▶ _Exercise_: State the number of lines that contain "icon", with no other text.

Stored data entries
--------

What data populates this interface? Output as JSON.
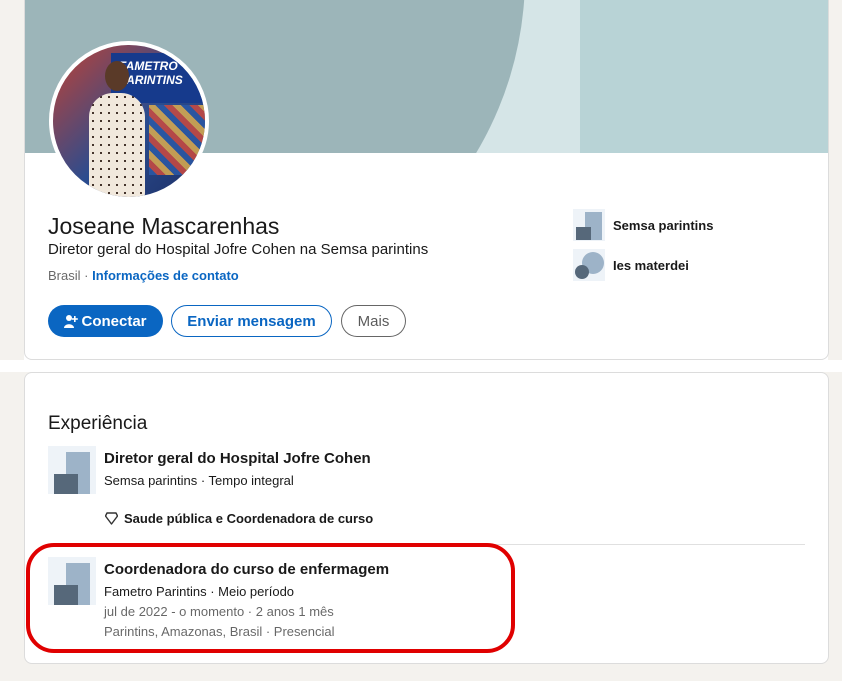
{
  "profile": {
    "name": "Joseane Mascarenhas",
    "headline": "Diretor geral do Hospital Jofre Cohen na Semsa parintins",
    "location": "Brasil",
    "location_separator": "·",
    "contact_link": "Informações de contato",
    "avatar_banner_text": "FAMETRO PARINTINS"
  },
  "actions": {
    "connect_label": "Conectar",
    "message_label": "Enviar mensagem",
    "more_label": "Mais"
  },
  "organizations": [
    {
      "label": "Semsa parintins",
      "icon": "company-logo-icon"
    },
    {
      "label": "Ies materdei",
      "icon": "school-logo-icon"
    }
  ],
  "experience": {
    "section_title": "Experiência",
    "items": [
      {
        "title": "Diretor geral do Hospital Jofre Cohen",
        "company_line": "Semsa parintins · Tempo integral",
        "skills": "Saude pública e Coordenadora de curso"
      },
      {
        "title": "Coordenadora do curso de enfermagem",
        "company_line": "Fametro Parintins · Meio período",
        "date_line": "jul de 2022 - o momento · 2 anos 1 mês",
        "location_line": "Parintins, Amazonas, Brasil · Presencial"
      }
    ]
  },
  "colors": {
    "primary": "#0a66c2",
    "highlight": "#e00000",
    "banner": "#9cb5b9"
  }
}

--------

▶ _Exercise answer_: 2